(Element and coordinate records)
_ _ _ _
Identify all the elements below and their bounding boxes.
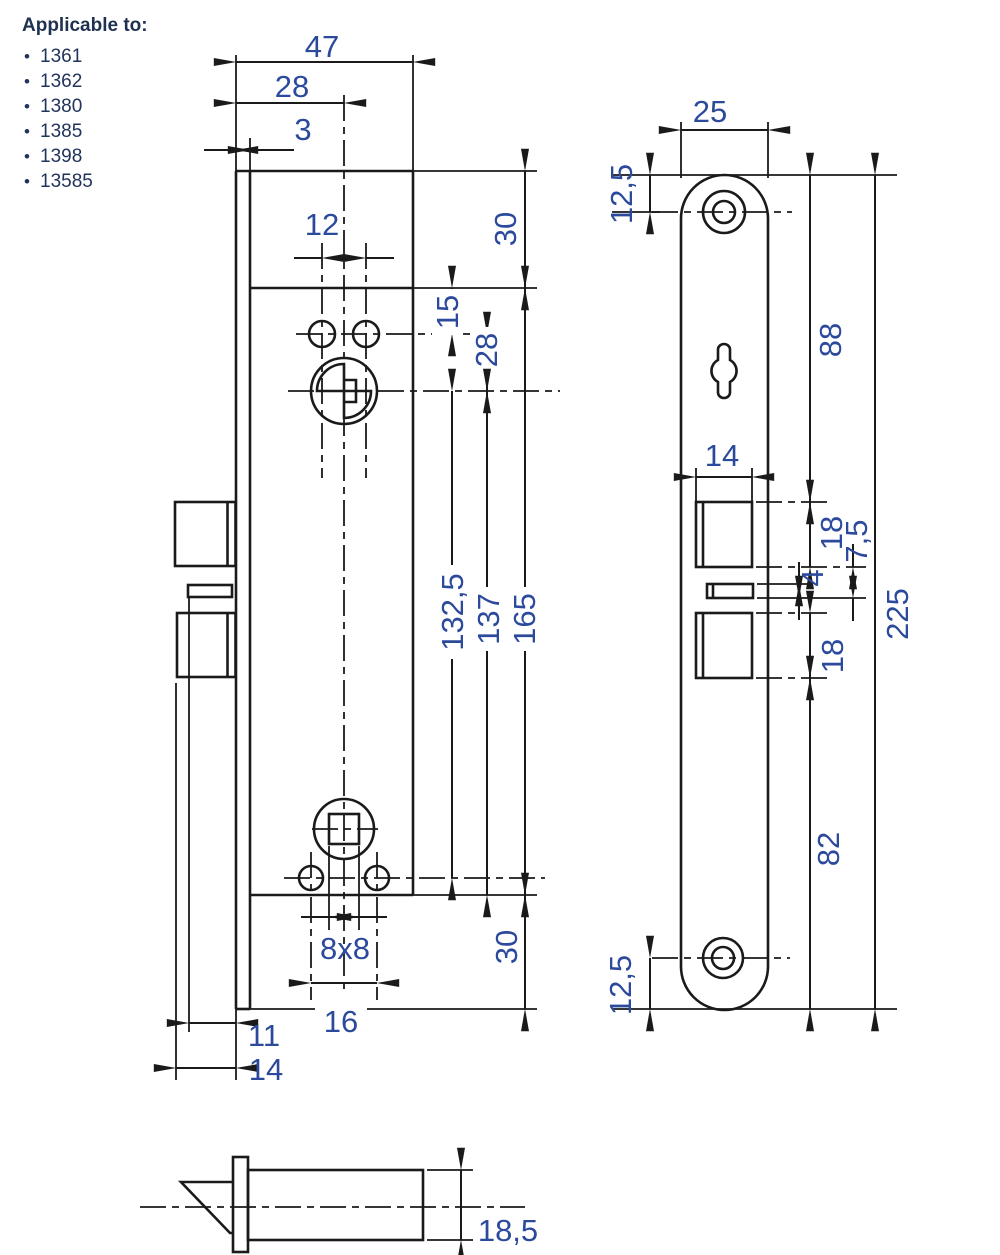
dim-overall-width: 47	[236, 29, 413, 64]
dim-latch-to-slot: 7,5	[839, 519, 874, 621]
dim-label-case-height: 165	[507, 593, 542, 645]
dim-case-top-to-holes: 15	[430, 288, 465, 335]
dim-hole-to-bottom: 12,5	[603, 955, 650, 1015]
deadlocking-plunger	[188, 585, 232, 597]
faceplate-outline	[681, 175, 768, 1010]
latch-detail-outline	[181, 1157, 423, 1252]
side-view: 47 28 3 12 30	[175, 29, 560, 1087]
dim-latch-height: 18,5	[427, 1170, 538, 1248]
dim-label-cylinder-to-lower-holes: 132,5	[435, 573, 470, 651]
dim-label-slot-height: 4	[795, 569, 830, 586]
dim-label-deadbolt-projection: 11	[248, 1018, 280, 1053]
dim-case-height: 165	[507, 288, 542, 895]
latch-detail-view: 18,5	[140, 1157, 538, 1252]
dim-deadbolt-projection: 11	[189, 1018, 280, 1053]
dim-bottom-margin: 30	[489, 895, 525, 1009]
deadbolt-cutout	[696, 613, 752, 678]
dim-latch-projection: 14	[176, 1052, 283, 1087]
keyhole-cutout	[711, 344, 736, 398]
dim-label-cutout-width: 14	[705, 438, 739, 473]
deadbolt	[177, 613, 236, 677]
dim-label-deadbolt-cutout-height: 18	[815, 639, 850, 673]
dim-cylinder-to-lower-holes: 132,5	[435, 391, 470, 878]
dim-label-latch-height: 18,5	[478, 1213, 538, 1248]
lock-dimension-drawing-page: Applicable to: 1361 1362 1380 1385 1398 …	[0, 0, 1000, 1255]
dim-faceplate-total-height: 225	[875, 175, 915, 1009]
dim-deadbolt-cutout-height: 18	[810, 613, 850, 678]
dim-label-lower-hole-spacing: 16	[324, 1004, 358, 1039]
latch-cutout	[696, 502, 752, 567]
dim-label-faceplate-total-height: 225	[880, 588, 915, 640]
dim-label-overall-width: 47	[305, 29, 339, 64]
faceplate-extension-lines	[612, 122, 897, 1009]
plunger-slot	[707, 584, 753, 598]
dim-deadbolt-to-bottom: 82	[810, 678, 846, 1009]
dim-label-top-to-latch-cutout: 88	[813, 323, 848, 357]
dim-label-top-hole-spacing: 12	[305, 207, 339, 242]
dim-label-faceplate-width: 25	[693, 94, 727, 129]
dim-cylinder-to-case-bottom: 137	[471, 391, 506, 895]
latch-bolt	[175, 502, 236, 566]
dim-top-to-hole: 12,5	[604, 164, 660, 224]
dim-label-case-top-to-holes: 15	[430, 295, 465, 329]
dim-faceplate-width: 25	[681, 94, 768, 130]
faceplate-view: 25 12,5 88 14 18	[603, 94, 915, 1015]
dim-label-holes-to-cylinder: 28	[469, 333, 504, 367]
dim-label-spindle-square: 8x8	[320, 931, 370, 966]
dim-lower-hole-spacing: 16	[311, 983, 377, 1039]
side-view-extension-lines	[176, 55, 537, 1080]
dim-label-hole-to-bottom: 12,5	[603, 955, 638, 1015]
dim-label-latch-to-slot: 7,5	[839, 519, 874, 562]
dim-label-cylinder-to-case-bottom: 137	[471, 593, 506, 645]
dim-holes-to-cylinder: 28	[469, 327, 504, 391]
technical-drawing: 47 28 3 12 30	[0, 0, 1000, 1255]
dim-label-deadbolt-to-bottom: 82	[811, 832, 846, 866]
dim-backset: 28	[236, 69, 344, 104]
dim-cutout-width: 14	[696, 438, 752, 477]
dim-label-latch-projection: 14	[249, 1052, 283, 1087]
dim-label-top-margin: 30	[488, 212, 523, 246]
dim-label-top-to-hole: 12,5	[604, 164, 639, 224]
dim-label-bottom-margin: 30	[489, 930, 524, 964]
dim-label-backset: 28	[275, 69, 309, 104]
forend-edge	[236, 171, 250, 1009]
dim-label-forend-thickness: 3	[294, 112, 311, 147]
dim-forend-thickness: 3	[204, 112, 312, 150]
dim-slot-height: 4	[795, 562, 830, 620]
dim-top-margin: 30	[488, 171, 525, 288]
dim-top-to-latch-cutout: 88	[810, 175, 848, 502]
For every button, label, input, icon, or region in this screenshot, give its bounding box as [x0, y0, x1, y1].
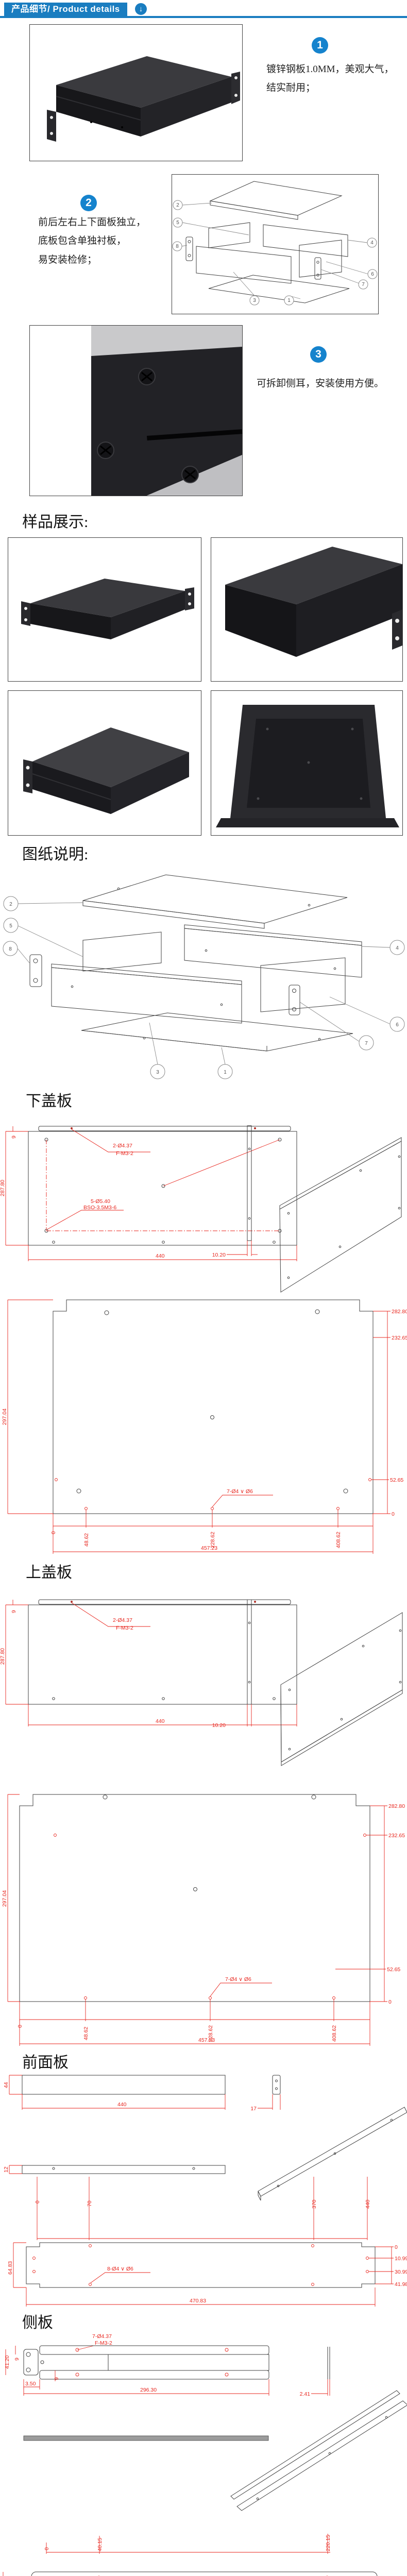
_ _ _ _
Quote all of the records above word for word, leaving out the pictures.

**Answer to this problem:**
Identify all the elements below and their bounding boxes.
dim-overall-width: 47	[236, 29, 413, 64]
dim-latch-to-slot: 7,5	[839, 519, 874, 621]
dim-label-case-height: 165	[507, 593, 542, 645]
dim-case-top-to-holes: 15	[430, 288, 465, 335]
dim-hole-to-bottom: 12,5	[603, 955, 650, 1015]
deadlocking-plunger	[188, 585, 232, 597]
faceplate-outline	[681, 175, 768, 1010]
latch-detail-outline	[181, 1157, 423, 1252]
side-view: 47 28 3 12 30	[175, 29, 560, 1087]
dim-latch-height: 18,5	[427, 1170, 538, 1248]
dim-label-cylinder-to-lower-holes: 132,5	[435, 573, 470, 651]
dim-label-slot-height: 4	[795, 569, 830, 586]
dim-label-deadbolt-projection: 11	[248, 1018, 280, 1053]
dim-case-height: 165	[507, 288, 542, 895]
latch-detail-view: 18,5	[140, 1157, 538, 1252]
dim-deadbolt-projection: 11	[189, 1018, 280, 1053]
dim-bottom-margin: 30	[489, 895, 525, 1009]
deadbolt-cutout	[696, 613, 752, 678]
dim-latch-projection: 14	[176, 1052, 283, 1087]
keyhole-cutout	[711, 344, 736, 398]
dim-label-cutout-width: 14	[705, 438, 739, 473]
deadbolt	[177, 613, 236, 677]
dim-label-deadbolt-cutout-height: 18	[815, 639, 850, 673]
dim-cylinder-to-lower-holes: 132,5	[435, 391, 470, 878]
dim-label-latch-height: 18,5	[478, 1213, 538, 1248]
lock-dimension-drawing-page: Applicable to: 1361 1362 1380 1385 1398 …	[0, 0, 1000, 1255]
dim-faceplate-total-height: 225	[875, 175, 915, 1009]
dim-deadbolt-cutout-height: 18	[810, 613, 850, 678]
dim-label-lower-hole-spacing: 16	[324, 1004, 358, 1039]
latch-cutout	[696, 502, 752, 567]
dim-label-faceplate-total-height: 225	[880, 588, 915, 640]
dim-label-overall-width: 47	[305, 29, 339, 64]
faceplate-extension-lines	[612, 122, 897, 1009]
plunger-slot	[707, 584, 753, 598]
dim-deadbolt-to-bottom: 82	[810, 678, 846, 1009]
dim-label-top-to-latch-cutout: 88	[813, 323, 848, 357]
dim-label-top-hole-spacing: 12	[305, 207, 339, 242]
dim-label-faceplate-width: 25	[693, 94, 727, 129]
dim-cylinder-to-case-bottom: 137	[471, 391, 506, 895]
latch-bolt	[175, 502, 236, 566]
dim-top-to-hole: 12,5	[604, 164, 660, 224]
dim-label-case-top-to-holes: 15	[430, 295, 465, 329]
dim-faceplate-width: 25	[681, 94, 768, 130]
faceplate-view: 25 12,5 88 14 18	[603, 94, 915, 1015]
dim-label-holes-to-cylinder: 28	[469, 333, 504, 367]
dim-label-spindle-square: 8x8	[320, 931, 370, 966]
dim-lower-hole-spacing: 16	[311, 983, 377, 1039]
side-view-extension-lines	[176, 55, 537, 1080]
dim-label-hole-to-bottom: 12,5	[603, 955, 638, 1015]
dim-label-latch-to-slot: 7,5	[839, 519, 874, 562]
dim-label-cylinder-to-case-bottom: 137	[471, 593, 506, 645]
dim-holes-to-cylinder: 28	[469, 327, 504, 391]
technical-drawing: 47 28 3 12 30	[0, 0, 1000, 1255]
dim-label-deadbolt-to-bottom: 82	[811, 832, 846, 866]
dim-backset: 28	[236, 69, 344, 104]
dim-cutout-width: 14	[696, 438, 752, 477]
dim-label-latch-projection: 14	[249, 1052, 283, 1087]
dim-label-top-margin: 30	[488, 212, 523, 246]
dim-label-top-to-hole: 12,5	[604, 164, 639, 224]
dim-label-bottom-margin: 30	[489, 930, 524, 964]
dim-label-backset: 28	[275, 69, 309, 104]
forend-edge	[236, 171, 250, 1009]
dim-label-forend-thickness: 3	[294, 112, 311, 147]
dim-forend-thickness: 3	[204, 112, 312, 150]
dim-slot-height: 4	[795, 562, 830, 620]
dim-top-margin: 30	[488, 171, 525, 288]
dim-top-to-latch-cutout: 88	[810, 175, 848, 502]
For every button, label, input, icon, or region in this screenshot, give its bounding box as [x0, y0, x1, y1].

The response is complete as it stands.